### Extracted information
** begin **
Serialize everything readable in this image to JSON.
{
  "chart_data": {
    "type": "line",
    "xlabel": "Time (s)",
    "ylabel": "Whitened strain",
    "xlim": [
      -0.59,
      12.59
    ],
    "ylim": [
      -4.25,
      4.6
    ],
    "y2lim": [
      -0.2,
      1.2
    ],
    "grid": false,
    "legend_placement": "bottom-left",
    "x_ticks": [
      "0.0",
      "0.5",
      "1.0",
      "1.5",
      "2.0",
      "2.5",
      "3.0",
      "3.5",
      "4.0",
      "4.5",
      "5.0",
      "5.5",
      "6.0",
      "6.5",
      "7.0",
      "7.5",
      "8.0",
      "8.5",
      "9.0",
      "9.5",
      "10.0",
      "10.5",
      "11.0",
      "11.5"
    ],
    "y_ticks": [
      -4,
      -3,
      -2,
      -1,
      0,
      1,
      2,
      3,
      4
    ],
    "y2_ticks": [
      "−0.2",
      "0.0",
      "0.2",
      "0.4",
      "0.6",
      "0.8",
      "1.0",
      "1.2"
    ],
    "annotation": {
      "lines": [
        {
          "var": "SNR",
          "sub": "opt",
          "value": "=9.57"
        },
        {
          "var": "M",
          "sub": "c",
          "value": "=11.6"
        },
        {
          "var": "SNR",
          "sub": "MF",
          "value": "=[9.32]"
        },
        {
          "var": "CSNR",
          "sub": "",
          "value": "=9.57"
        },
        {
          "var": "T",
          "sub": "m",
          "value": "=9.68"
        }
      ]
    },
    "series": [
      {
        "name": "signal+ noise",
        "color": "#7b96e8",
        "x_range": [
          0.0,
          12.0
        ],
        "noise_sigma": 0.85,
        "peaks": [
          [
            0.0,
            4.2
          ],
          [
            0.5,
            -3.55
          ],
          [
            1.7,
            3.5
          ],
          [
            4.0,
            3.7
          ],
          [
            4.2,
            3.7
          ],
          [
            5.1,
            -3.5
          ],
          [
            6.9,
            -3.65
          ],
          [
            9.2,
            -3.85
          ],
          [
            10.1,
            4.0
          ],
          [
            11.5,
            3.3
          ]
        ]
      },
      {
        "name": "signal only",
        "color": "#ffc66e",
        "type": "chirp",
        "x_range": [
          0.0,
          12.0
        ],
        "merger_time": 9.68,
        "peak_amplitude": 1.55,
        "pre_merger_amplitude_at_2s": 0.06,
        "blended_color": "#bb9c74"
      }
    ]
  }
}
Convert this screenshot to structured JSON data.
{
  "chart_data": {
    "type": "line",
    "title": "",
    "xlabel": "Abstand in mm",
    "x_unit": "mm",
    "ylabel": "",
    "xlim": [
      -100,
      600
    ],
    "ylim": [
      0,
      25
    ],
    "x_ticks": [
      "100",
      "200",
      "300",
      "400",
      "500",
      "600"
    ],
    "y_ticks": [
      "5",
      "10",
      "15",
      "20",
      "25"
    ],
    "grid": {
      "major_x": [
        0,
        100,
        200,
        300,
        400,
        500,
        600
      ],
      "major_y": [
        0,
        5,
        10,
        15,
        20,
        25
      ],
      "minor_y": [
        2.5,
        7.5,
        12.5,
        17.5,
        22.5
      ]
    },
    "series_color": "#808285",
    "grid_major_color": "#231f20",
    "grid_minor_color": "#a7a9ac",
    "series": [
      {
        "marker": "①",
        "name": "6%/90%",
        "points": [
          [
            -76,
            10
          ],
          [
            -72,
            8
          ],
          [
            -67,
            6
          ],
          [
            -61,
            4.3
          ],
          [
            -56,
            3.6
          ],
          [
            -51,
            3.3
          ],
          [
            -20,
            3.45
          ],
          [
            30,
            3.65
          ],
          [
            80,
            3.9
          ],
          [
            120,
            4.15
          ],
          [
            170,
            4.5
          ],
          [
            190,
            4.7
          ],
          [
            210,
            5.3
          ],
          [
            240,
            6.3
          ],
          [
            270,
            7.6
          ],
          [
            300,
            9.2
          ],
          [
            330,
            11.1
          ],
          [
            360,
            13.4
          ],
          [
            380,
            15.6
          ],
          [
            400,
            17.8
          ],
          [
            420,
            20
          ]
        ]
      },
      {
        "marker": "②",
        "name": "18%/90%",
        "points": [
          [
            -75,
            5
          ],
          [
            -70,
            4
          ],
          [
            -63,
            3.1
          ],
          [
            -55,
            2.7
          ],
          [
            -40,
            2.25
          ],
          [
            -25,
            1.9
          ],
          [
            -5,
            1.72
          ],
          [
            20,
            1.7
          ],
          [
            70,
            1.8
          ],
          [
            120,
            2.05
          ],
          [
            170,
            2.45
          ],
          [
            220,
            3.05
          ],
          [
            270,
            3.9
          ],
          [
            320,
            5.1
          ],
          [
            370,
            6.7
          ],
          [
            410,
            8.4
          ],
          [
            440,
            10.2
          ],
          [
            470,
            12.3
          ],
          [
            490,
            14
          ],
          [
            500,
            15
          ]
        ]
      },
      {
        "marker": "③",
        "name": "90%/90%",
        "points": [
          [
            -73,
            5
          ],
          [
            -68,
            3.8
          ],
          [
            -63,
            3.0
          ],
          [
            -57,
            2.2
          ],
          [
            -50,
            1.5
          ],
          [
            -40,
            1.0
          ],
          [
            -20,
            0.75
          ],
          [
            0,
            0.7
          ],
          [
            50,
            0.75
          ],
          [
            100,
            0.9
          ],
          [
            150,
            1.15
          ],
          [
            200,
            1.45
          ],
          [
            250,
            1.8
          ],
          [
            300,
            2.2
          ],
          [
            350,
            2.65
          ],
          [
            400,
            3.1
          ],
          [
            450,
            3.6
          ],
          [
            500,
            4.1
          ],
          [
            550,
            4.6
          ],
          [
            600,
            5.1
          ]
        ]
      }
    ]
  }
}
** end **
### What the exercise asks
Write out every entry exactly as given.

### Complete output
Serialize everything readable in this image to JSON.
{
  "chart_data": {
    "type": "line",
    "xlabel": "Time (s)",
    "ylabel": "Whitened strain",
    "xlim": [
      -0.59,
      12.59
    ],
    "ylim": [
      -4.25,
      4.6
    ],
    "y2lim": [
      -0.2,
      1.2
    ],
    "grid": false,
    "legend_placement": "bottom-left",
    "x_ticks": [
      "0.0",
      "0.5",
      "1.0",
      "1.5",
      "2.0",
      "2.5",
      "3.0",
      "3.5",
      "4.0",
      "4.5",
      "5.0",
      "5.5",
      "6.0",
      "6.5",
      "7.0",
      "7.5",
      "8.0",
      "8.5",
      "9.0",
      "9.5",
      "10.0",
      "10.5",
      "11.0",
      "11.5"
    ],
    "y_ticks": [
      -4,
      -3,
      -2,
      -1,
      0,
      1,
      2,
      3,
      4
    ],
    "y2_ticks": [
      "−0.2",
      "0.0",
      "0.2",
      "0.4",
      "0.6",
      "0.8",
      "1.0",
      "1.2"
    ],
    "annotation": {
      "lines": [
        {
          "var": "SNR",
          "sub": "opt",
          "value": "=9.57"
        },
        {
          "var": "M",
          "sub": "c",
          "value": "=11.6"
        },
        {
          "var": "SNR",
          "sub": "MF",
          "value": "=[9.32]"
        },
        {
          "var": "CSNR",
          "sub": "",
          "value": "=9.57"
        },
        {
          "var": "T",
          "sub": "m",
          "value": "=9.68"
        }
      ]
    },
    "series": [
      {
        "name": "signal+ noise",
        "color": "#7b96e8",
        "x_range": [
          0.0,
          12.0
        ],
        "noise_sigma": 0.85,
        "peaks": [
          [
            0.0,
            4.2
          ],
          [
            0.5,
            -3.55
          ],
          [
            1.7,
            3.5
          ],
          [
            4.0,
            3.7
          ],
          [
            4.2,
            3.7
          ],
          [
            5.1,
            -3.5
          ],
          [
            6.9,
            -3.65
          ],
          [
            9.2,
            -3.85
          ],
          [
            10.1,
            4.0
          ],
          [
            11.5,
            3.3
          ]
        ]
      },
      {
        "name": "signal only",
        "color": "#ffc66e",
        "type": "chirp",
        "x_range": [
          0.0,
          12.0
        ],
        "merger_time": 9.68,
        "peak_amplitude": 1.55,
        "pre_merger_amplitude_at_2s": 0.06,
        "blended_color": "#bb9c74"
      }
    ]
  }
}
Convert this screenshot to structured JSON data.
{
  "chart_data": {
    "type": "line",
    "title": "",
    "xlabel": "Abstand in mm",
    "x_unit": "mm",
    "ylabel": "",
    "xlim": [
      -100,
      600
    ],
    "ylim": [
      0,
      25
    ],
    "x_ticks": [
      "100",
      "200",
      "300",
      "400",
      "500",
      "600"
    ],
    "y_ticks": [
      "5",
      "10",
      "15",
      "20",
      "25"
    ],
    "grid": {
      "major_x": [
        0,
        100,
        200,
        300,
        400,
        500,
        600
      ],
      "major_y": [
        0,
        5,
        10,
        15,
        20,
        25
      ],
      "minor_y": [
        2.5,
        7.5,
        12.5,
        17.5,
        22.5
      ]
    },
    "series_color": "#808285",
    "grid_major_color": "#231f20",
    "grid_minor_color": "#a7a9ac",
    "series": [
      {
        "marker": "①",
        "name": "6%/90%",
        "points": [
          [
            -76,
            10
          ],
          [
            -72,
            8
          ],
          [
            -67,
            6
          ],
          [
            -61,
            4.3
          ],
          [
            -56,
            3.6
          ],
          [
            -51,
            3.3
          ],
          [
            -20,
            3.45
          ],
          [
            30,
            3.65
          ],
          [
            80,
            3.9
          ],
          [
            120,
            4.15
          ],
          [
            170,
            4.5
          ],
          [
            190,
            4.7
          ],
          [
            210,
            5.3
          ],
          [
            240,
            6.3
          ],
          [
            270,
            7.6
          ],
          [
            300,
            9.2
          ],
          [
            330,
            11.1
          ],
          [
            360,
            13.4
          ],
          [
            380,
            15.6
          ],
          [
            400,
            17.8
          ],
          [
            420,
            20
          ]
        ]
      },
      {
        "marker": "②",
        "name": "18%/90%",
        "points": [
          [
            -75,
            5
          ],
          [
            -70,
            4
          ],
          [
            -63,
            3.1
          ],
          [
            -55,
            2.7
          ],
          [
            -40,
            2.25
          ],
          [
            -25,
            1.9
          ],
          [
            -5,
            1.72
          ],
          [
            20,
            1.7
          ],
          [
            70,
            1.8
          ],
          [
            120,
            2.05
          ],
          [
            170,
            2.45
          ],
          [
            220,
            3.05
          ],
          [
            270,
            3.9
          ],
          [
            320,
            5.1
          ],
          [
            370,
            6.7
          ],
          [
            410,
            8.4
          ],
          [
            440,
            10.2
          ],
          [
            470,
            12.3
          ],
          [
            490,
            14
          ],
          [
            500,
            15
          ]
        ]
      },
      {
        "marker": "③",
        "name": "90%/90%",
        "points": [
          [
            -73,
            5
          ],
          [
            -68,
            3.8
          ],
          [
            -63,
            3.0
          ],
          [
            -57,
            2.2
          ],
          [
            -50,
            1.5
          ],
          [
            -40,
            1.0
          ],
          [
            -20,
            0.75
          ],
          [
            0,
            0.7
          ],
          [
            50,
            0.75
          ],
          [
            100,
            0.9
          ],
          [
            150,
            1.15
          ],
          [
            200,
            1.45
          ],
          [
            250,
            1.8
          ],
          [
            300,
            2.2
          ],
          [
            350,
            2.65
          ],
          [
            400,
            3.1
          ],
          [
            450,
            3.6
          ],
          [
            500,
            4.1
          ],
          [
            550,
            4.6
          ],
          [
            600,
            5.1
          ]
        ]
      }
    ]
  }
}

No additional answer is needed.